All lines from the line containing "Convert this document image to plain text." up to and including the last line of the listing below should be echoed exactly; no other lines belong in the response.

--*--

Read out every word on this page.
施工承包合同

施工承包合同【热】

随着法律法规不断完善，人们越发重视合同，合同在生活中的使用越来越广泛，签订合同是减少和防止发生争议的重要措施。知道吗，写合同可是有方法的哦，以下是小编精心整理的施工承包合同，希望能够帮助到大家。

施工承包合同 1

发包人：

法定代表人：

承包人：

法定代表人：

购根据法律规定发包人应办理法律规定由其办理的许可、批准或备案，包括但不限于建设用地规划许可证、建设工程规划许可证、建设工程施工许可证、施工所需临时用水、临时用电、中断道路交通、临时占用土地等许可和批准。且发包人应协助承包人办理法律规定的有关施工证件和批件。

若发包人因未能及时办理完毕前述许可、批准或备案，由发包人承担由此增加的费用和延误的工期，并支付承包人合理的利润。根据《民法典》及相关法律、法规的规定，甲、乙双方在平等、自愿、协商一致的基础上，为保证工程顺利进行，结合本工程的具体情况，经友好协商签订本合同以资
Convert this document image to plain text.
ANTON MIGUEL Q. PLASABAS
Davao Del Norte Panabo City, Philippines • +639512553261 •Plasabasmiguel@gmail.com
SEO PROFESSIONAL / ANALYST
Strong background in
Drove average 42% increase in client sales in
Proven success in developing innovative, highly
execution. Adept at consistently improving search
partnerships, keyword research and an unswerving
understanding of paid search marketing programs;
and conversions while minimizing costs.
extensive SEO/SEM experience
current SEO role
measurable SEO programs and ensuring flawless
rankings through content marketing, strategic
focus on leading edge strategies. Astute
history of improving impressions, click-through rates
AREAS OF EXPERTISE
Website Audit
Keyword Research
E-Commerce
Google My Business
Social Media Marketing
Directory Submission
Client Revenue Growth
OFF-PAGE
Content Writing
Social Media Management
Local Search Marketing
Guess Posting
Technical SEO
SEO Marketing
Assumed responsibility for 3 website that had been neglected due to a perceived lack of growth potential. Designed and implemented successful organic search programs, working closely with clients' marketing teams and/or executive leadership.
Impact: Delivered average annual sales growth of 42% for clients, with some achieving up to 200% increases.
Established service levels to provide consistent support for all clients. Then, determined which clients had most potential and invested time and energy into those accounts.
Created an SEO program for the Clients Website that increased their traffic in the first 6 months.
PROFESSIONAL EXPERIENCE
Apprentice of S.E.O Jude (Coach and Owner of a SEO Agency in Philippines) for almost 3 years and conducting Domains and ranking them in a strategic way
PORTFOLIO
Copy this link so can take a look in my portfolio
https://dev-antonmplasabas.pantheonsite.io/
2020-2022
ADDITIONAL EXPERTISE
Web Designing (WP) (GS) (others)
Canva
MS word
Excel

--*--

SOLUTION TO THE PROBLEM:
Convert this document image to plain text.
ANTON MIGUEL Q. PLASABAS
Davao Del Norte Panabo City, Philippines • +639512553261 •Plasabasmiguel@gmail.com
SEO PROFESSIONAL / ANALYST
Strong background in
Drove average 42% increase in client sales in
Proven success in developing innovative, highly
execution. Adept at consistently improving search
partnerships, keyword research and an unswerving
understanding of paid search marketing programs;
and conversions while minimizing costs.
extensive SEO/SEM experience
current SEO role
measurable SEO programs and ensuring flawless
rankings through content marketing, strategic
focus on leading edge strategies. Astute
history of improving impressions, click-through rates
AREAS OF EXPERTISE
Website Audit
Keyword Research
E-Commerce
Google My Business
Social Media Marketing
Directory Submission
Client Revenue Growth
OFF-PAGE
Content Writing
Social Media Management
Local Search Marketing
Guess Posting
Technical SEO
SEO Marketing
Assumed responsibility for 3 website that had been neglected due to a perceived lack of growth potential. Designed and implemented successful organic search programs, working closely with clients' marketing teams and/or executive leadership.
Impact: Delivered average annual sales growth of 42% for clients, with some achieving up to 200% increases.
Established service levels to provide consistent support for all clients. Then, determined which clients had most potential and invested time and energy into those accounts.
Created an SEO program for the Clients Website that increased their traffic in the first 6 months.
PROFESSIONAL EXPERIENCE
Apprentice of S.E.O Jude (Coach and Owner of a SEO Agency in Philippines) for almost 3 years and conducting Domains and ranking them in a strategic way
PORTFOLIO
Copy this link so can take a look in my portfolio
https://dev-antonmplasabas.pantheonsite.io/
2020-2022
ADDITIONAL EXPERTISE
Web Designing (WP) (GS) (others)
Canva
MS word
Excel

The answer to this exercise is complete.